== WHAT IS BEING ASKED ==
Search the data for the word "title". Reproduce every line where it is found.

== MATERIAL FOR THE TASK ==
********************

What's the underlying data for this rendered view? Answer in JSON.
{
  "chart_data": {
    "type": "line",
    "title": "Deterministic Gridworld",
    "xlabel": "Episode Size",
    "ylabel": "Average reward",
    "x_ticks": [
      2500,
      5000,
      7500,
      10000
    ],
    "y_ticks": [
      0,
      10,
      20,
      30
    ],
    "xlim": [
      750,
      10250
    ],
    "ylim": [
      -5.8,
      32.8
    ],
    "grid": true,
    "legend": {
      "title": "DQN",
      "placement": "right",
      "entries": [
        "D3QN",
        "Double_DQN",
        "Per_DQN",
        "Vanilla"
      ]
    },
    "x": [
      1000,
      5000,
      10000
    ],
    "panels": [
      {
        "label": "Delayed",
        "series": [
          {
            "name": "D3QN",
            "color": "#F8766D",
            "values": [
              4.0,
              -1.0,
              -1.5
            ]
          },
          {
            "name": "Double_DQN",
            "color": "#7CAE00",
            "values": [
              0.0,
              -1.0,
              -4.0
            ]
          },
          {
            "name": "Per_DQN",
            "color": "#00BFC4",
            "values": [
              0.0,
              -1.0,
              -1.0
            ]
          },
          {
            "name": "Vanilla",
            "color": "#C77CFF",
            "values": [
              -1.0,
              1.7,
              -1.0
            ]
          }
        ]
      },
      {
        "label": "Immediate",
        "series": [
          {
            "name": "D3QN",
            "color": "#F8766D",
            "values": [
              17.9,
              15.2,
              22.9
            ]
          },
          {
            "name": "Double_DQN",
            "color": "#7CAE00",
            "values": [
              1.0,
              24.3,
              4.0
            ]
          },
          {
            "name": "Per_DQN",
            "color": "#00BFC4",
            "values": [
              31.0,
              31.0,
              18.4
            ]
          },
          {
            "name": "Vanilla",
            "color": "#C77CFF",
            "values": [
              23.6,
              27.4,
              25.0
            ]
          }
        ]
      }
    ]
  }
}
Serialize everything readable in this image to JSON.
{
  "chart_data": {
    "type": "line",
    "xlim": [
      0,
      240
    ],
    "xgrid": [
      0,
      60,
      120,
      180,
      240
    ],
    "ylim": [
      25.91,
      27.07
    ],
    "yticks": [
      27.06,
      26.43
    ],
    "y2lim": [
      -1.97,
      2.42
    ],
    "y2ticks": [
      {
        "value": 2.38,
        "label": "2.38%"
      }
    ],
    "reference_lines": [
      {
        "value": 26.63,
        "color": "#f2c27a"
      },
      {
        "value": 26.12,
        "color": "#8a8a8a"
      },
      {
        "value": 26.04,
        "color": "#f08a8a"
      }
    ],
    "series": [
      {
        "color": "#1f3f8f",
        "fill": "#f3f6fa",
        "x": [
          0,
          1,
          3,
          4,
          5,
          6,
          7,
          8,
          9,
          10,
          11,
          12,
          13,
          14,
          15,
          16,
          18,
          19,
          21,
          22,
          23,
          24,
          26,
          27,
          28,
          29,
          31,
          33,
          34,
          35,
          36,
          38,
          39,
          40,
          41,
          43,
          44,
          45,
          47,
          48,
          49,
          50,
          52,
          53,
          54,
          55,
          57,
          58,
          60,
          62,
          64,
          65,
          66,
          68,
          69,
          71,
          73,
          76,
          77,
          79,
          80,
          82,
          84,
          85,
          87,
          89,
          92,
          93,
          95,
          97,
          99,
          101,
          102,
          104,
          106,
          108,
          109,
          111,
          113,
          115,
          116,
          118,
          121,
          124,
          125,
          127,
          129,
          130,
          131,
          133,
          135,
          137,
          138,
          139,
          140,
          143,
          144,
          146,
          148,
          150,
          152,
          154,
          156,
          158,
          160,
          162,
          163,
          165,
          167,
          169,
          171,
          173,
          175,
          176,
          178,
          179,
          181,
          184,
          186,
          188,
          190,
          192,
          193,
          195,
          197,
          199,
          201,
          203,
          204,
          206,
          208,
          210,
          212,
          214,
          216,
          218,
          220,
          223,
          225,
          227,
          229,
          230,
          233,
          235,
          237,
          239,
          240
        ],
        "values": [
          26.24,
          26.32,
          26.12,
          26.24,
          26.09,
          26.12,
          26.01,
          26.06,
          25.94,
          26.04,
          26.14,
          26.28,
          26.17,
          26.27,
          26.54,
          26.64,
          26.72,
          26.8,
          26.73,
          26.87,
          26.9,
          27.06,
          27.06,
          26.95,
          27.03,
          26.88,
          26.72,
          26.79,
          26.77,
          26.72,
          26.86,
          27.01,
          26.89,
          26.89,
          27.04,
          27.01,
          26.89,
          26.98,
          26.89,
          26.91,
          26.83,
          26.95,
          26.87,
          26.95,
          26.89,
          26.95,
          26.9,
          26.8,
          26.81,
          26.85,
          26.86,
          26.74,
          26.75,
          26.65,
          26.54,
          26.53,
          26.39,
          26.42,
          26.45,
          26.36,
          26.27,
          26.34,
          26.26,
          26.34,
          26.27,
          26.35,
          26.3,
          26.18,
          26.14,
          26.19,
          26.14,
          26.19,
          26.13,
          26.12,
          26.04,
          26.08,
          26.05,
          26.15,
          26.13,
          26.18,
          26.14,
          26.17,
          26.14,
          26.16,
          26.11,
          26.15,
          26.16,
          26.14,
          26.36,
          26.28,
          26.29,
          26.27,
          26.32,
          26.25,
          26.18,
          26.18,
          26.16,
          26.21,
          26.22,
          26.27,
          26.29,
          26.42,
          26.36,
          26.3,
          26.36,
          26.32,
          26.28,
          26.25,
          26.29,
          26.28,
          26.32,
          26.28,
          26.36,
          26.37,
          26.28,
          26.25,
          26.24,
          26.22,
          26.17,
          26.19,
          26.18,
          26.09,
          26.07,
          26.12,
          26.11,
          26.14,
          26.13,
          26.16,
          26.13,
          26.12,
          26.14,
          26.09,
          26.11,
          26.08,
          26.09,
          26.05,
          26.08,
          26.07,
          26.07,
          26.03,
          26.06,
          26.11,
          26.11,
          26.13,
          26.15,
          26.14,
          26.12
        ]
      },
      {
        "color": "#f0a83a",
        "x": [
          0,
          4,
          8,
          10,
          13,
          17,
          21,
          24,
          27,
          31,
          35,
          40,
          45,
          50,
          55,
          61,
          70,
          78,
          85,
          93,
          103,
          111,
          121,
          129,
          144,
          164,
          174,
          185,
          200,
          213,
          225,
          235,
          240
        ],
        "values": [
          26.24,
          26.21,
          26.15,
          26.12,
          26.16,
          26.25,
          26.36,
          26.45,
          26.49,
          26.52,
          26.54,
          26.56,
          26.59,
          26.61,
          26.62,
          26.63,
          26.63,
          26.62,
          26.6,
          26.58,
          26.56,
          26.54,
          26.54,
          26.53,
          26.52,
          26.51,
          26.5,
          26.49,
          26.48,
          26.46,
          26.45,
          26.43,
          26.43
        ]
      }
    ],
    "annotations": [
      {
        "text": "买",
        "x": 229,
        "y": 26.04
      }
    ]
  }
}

********************

== ANSWER FOR THIS EXERCISE ==
    "title": "Deterministic Gridworld",
      "title": "DQN",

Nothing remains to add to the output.